*AIM OF THE EXERCISE*:
Below are some records: retype them all exactly, but not the pictures.

*Items from a dataset*:
▼
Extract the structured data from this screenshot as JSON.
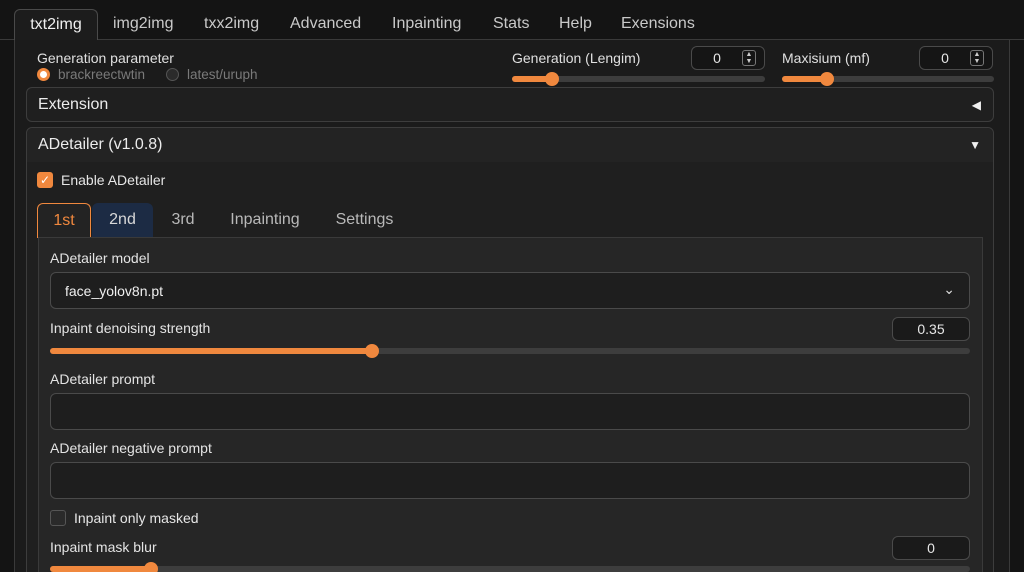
{
  "tabs": [
    {
      "label": "txt2img",
      "active": true
    },
    {
      "label": "img2img"
    },
    {
      "label": "txx2img"
    },
    {
      "label": "Advanced"
    },
    {
      "label": "Inpainting"
    },
    {
      "label": "Stats"
    },
    {
      "label": "Help"
    },
    {
      "label": "Exensions"
    }
  ],
  "generation": {
    "title": "Generation parameter",
    "radios": [
      {
        "label": "brackreectwtin",
        "selected": true
      },
      {
        "label": "latest/uruph",
        "selected": false
      }
    ],
    "length": {
      "label": "Generation (Lengim)",
      "value": "0",
      "slider_fraction": 0.16
    },
    "max": {
      "label": "Maxisium (mf)",
      "value": "0",
      "slider_fraction": 0.21
    }
  },
  "extension": {
    "title": "Extension",
    "collapsed": true
  },
  "adetailer": {
    "title": "ADetailer (v1.0.8)",
    "enable_label": "Enable ADetailer",
    "enabled": true,
    "subtabs": [
      "1st",
      "2nd",
      "3rd",
      "Inpainting",
      "Settings"
    ],
    "model_label": "ADetailer model",
    "model_value": "face_yolov8n.pt",
    "denoise_label": "Inpaint denoising strength",
    "denoise_value": "0.35",
    "denoise_fraction": 0.35,
    "prompt_label": "ADetailer prompt",
    "prompt_value": "",
    "neg_prompt_label": "ADetailer negative prompt",
    "neg_prompt_value": "",
    "only_masked_label": "Inpaint only masked",
    "only_masked": false,
    "mask_blur_label": "Inpaint mask blur",
    "mask_blur_value": "0",
    "mask_blur_fraction": 0.11
  },
  "colors": {
    "accent": "#f0883e",
    "background": "#141414",
    "panel": "#1b1b1b",
    "subtab_highlight": "#1c2b44"
  }
}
▲
*SOLUTION FOR THIS PROBLEM*:
Extract the structured data from this screenshot as JSON.
{
  "tabs": [
    {
      "label": "txt2img",
      "active": true
    },
    {
      "label": "img2img"
    },
    {
      "label": "txx2img"
    },
    {
      "label": "Advanced"
    },
    {
      "label": "Inpainting"
    },
    {
      "label": "Stats"
    },
    {
      "label": "Help"
    },
    {
      "label": "Exensions"
    }
  ],
  "generation": {
    "title": "Generation parameter",
    "radios": [
      {
        "label": "brackreectwtin",
        "selected": true
      },
      {
        "label": "latest/uruph",
        "selected": false
      }
    ],
    "length": {
      "label": "Generation (Lengim)",
      "value": "0",
      "slider_fraction": 0.16
    },
    "max": {
      "label": "Maxisium (mf)",
      "value": "0",
      "slider_fraction": 0.21
    }
  },
  "extension": {
    "title": "Extension",
    "collapsed": true
  },
  "adetailer": {
    "title": "ADetailer (v1.0.8)",
    "enable_label": "Enable ADetailer",
    "enabled": true,
    "subtabs": [
      "1st",
      "2nd",
      "3rd",
      "Inpainting",
      "Settings"
    ],
    "model_label": "ADetailer model",
    "model_value": "face_yolov8n.pt",
    "denoise_label": "Inpaint denoising strength",
    "denoise_value": "0.35",
    "denoise_fraction": 0.35,
    "prompt_label": "ADetailer prompt",
    "prompt_value": "",
    "neg_prompt_label": "ADetailer negative prompt",
    "neg_prompt_value": "",
    "only_masked_label": "Inpaint only masked",
    "only_masked": false,
    "mask_blur_label": "Inpaint mask blur",
    "mask_blur_value": "0",
    "mask_blur_fraction": 0.11
  },
  "colors": {
    "accent": "#f0883e",
    "background": "#141414",
    "panel": "#1b1b1b",
    "subtab_highlight": "#1c2b44"
  }
}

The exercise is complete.